§ What you will do
Provide a single number: the count of lines containing the string "JSON".

§ Dataset
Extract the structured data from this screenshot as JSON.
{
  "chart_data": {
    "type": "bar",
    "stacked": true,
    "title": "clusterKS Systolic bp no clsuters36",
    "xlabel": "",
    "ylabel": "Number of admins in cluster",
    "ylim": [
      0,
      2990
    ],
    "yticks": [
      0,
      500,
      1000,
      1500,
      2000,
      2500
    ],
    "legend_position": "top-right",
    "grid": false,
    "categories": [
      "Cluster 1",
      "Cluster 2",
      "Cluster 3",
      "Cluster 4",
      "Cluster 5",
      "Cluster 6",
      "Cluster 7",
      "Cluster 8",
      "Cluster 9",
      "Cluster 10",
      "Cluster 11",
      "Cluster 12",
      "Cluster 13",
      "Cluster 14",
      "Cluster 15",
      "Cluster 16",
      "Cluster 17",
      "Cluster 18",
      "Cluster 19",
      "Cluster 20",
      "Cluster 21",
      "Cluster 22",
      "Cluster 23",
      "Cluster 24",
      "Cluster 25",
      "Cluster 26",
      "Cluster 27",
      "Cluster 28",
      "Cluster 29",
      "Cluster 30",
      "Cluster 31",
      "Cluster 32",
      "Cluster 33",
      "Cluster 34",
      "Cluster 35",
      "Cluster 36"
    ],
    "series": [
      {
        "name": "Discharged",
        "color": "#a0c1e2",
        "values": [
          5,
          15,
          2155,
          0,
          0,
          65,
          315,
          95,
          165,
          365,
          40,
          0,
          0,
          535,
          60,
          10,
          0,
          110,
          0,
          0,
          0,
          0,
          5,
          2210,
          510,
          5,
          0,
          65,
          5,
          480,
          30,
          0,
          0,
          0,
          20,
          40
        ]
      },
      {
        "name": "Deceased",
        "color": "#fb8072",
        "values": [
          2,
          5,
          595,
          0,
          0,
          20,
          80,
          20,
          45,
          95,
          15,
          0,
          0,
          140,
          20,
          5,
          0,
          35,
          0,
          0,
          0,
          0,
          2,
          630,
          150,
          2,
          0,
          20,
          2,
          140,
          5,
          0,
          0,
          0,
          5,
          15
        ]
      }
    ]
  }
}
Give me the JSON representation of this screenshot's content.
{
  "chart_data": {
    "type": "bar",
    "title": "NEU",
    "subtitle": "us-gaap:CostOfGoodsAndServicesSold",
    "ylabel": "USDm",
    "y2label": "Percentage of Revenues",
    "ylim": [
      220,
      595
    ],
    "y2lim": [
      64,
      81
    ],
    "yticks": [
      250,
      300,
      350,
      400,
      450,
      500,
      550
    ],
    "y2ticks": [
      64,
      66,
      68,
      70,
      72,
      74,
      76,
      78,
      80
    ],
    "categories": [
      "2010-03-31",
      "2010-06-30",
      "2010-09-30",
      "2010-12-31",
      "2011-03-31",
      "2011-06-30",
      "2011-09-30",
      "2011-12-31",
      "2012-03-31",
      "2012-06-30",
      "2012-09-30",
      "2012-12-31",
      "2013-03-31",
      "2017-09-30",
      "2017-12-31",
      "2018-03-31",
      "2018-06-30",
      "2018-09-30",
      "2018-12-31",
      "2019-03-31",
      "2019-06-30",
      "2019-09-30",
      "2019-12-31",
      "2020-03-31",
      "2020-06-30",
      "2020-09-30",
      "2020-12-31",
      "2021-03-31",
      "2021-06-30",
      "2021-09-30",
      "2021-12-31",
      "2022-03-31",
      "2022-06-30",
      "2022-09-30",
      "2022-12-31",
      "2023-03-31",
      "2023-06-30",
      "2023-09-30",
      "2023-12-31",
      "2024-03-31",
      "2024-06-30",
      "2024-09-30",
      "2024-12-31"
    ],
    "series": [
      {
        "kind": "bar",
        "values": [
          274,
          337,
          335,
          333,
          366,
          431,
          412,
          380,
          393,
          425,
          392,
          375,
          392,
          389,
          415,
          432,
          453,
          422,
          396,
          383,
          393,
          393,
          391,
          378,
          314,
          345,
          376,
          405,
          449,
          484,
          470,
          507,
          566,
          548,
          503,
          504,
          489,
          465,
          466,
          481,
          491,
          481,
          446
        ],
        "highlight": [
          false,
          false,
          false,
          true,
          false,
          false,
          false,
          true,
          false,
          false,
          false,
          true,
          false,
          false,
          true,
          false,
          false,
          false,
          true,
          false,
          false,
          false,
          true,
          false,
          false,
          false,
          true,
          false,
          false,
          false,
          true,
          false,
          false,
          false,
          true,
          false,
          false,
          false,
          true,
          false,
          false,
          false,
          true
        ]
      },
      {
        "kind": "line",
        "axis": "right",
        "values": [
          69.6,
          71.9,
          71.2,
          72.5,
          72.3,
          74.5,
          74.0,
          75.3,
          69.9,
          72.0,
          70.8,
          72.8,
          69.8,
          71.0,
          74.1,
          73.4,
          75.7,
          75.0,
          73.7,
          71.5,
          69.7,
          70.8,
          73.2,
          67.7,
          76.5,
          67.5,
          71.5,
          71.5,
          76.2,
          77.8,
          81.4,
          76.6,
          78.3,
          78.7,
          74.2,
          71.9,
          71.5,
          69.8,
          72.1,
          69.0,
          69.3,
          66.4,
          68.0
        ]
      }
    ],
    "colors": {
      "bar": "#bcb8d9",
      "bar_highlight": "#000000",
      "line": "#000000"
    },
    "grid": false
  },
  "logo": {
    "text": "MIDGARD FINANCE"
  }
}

§ Task output
2